Work to be completed: Retype each record shown below, leaving every character as it is.

Source material:
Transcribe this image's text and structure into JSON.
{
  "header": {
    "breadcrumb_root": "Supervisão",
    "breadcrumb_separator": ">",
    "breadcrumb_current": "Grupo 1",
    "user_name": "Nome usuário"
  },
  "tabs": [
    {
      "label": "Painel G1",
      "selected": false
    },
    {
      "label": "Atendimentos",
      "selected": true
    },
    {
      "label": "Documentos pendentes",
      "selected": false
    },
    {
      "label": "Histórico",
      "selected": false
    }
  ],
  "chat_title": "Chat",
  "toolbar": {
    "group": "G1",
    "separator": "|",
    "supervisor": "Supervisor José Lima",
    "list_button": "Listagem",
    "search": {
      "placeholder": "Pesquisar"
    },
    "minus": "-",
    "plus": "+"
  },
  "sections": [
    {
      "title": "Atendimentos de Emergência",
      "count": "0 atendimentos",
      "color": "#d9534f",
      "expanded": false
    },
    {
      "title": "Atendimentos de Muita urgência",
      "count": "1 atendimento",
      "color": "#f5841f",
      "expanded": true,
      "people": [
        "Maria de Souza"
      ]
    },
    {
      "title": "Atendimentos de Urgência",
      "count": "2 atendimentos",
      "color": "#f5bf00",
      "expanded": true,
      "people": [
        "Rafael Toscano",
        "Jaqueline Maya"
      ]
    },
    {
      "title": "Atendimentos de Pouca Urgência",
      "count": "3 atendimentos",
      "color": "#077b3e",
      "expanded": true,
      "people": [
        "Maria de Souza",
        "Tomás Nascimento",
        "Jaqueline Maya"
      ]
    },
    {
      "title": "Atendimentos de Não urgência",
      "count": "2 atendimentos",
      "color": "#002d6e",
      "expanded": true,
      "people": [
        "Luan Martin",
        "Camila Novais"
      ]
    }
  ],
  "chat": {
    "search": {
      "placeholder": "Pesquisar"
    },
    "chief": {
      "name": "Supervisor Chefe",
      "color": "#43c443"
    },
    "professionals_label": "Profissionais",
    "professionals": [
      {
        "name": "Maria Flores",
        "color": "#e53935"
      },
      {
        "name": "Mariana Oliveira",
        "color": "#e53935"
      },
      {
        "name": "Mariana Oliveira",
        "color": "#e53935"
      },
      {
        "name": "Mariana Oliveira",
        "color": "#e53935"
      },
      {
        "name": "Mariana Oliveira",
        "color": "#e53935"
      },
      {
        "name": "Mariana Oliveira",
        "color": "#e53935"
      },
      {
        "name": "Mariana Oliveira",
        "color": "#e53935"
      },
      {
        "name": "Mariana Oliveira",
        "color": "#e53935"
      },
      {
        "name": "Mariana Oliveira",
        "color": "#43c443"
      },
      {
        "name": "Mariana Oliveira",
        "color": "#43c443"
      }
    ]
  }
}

Solution to this exercise:
Transcribe this image's text and structure into JSON.
{
  "header": {
    "breadcrumb_root": "Supervisão",
    "breadcrumb_separator": ">",
    "breadcrumb_current": "Grupo 1",
    "user_name": "Nome usuário"
  },
  "tabs": [
    {
      "label": "Painel G1",
      "selected": false
    },
    {
      "label": "Atendimentos",
      "selected": true
    },
    {
      "label": "Documentos pendentes",
      "selected": false
    },
    {
      "label": "Histórico",
      "selected": false
    }
  ],
  "chat_title": "Chat",
  "toolbar": {
    "group": "G1",
    "separator": "|",
    "supervisor": "Supervisor José Lima",
    "list_button": "Listagem",
    "search": {
      "placeholder": "Pesquisar"
    },
    "minus": "-",
    "plus": "+"
  },
  "sections": [
    {
      "title": "Atendimentos de Emergência",
      "count": "0 atendimentos",
      "color": "#d9534f",
      "expanded": false
    },
    {
      "title": "Atendimentos de Muita urgência",
      "count": "1 atendimento",
      "color": "#f5841f",
      "expanded": true,
      "people": [
        "Maria de Souza"
      ]
    },
    {
      "title": "Atendimentos de Urgência",
      "count": "2 atendimentos",
      "color": "#f5bf00",
      "expanded": true,
      "people": [
        "Rafael Toscano",
        "Jaqueline Maya"
      ]
    },
    {
      "title": "Atendimentos de Pouca Urgência",
      "count": "3 atendimentos",
      "color": "#077b3e",
      "expanded": true,
      "people": [
        "Maria de Souza",
        "Tomás Nascimento",
        "Jaqueline Maya"
      ]
    },
    {
      "title": "Atendimentos de Não urgência",
      "count": "2 atendimentos",
      "color": "#002d6e",
      "expanded": true,
      "people": [
        "Luan Martin",
        "Camila Novais"
      ]
    }
  ],
  "chat": {
    "search": {
      "placeholder": "Pesquisar"
    },
    "chief": {
      "name": "Supervisor Chefe",
      "color": "#43c443"
    },
    "professionals_label": "Profissionais",
    "professionals": [
      {
        "name": "Maria Flores",
        "color": "#e53935"
      },
      {
        "name": "Mariana Oliveira",
        "color": "#e53935"
      },
      {
        "name": "Mariana Oliveira",
        "color": "#e53935"
      },
      {
        "name": "Mariana Oliveira",
        "color": "#e53935"
      },
      {
        "name": "Mariana Oliveira",
        "color": "#e53935"
      },
      {
        "name": "Mariana Oliveira",
        "color": "#e53935"
      },
      {
        "name": "Mariana Oliveira",
        "color": "#e53935"
      },
      {
        "name": "Mariana Oliveira",
        "color": "#e53935"
      },
      {
        "name": "Mariana Oliveira",
        "color": "#43c443"
      },
      {
        "name": "Mariana Oliveira",
        "color": "#43c443"
      }
    ]
  }
}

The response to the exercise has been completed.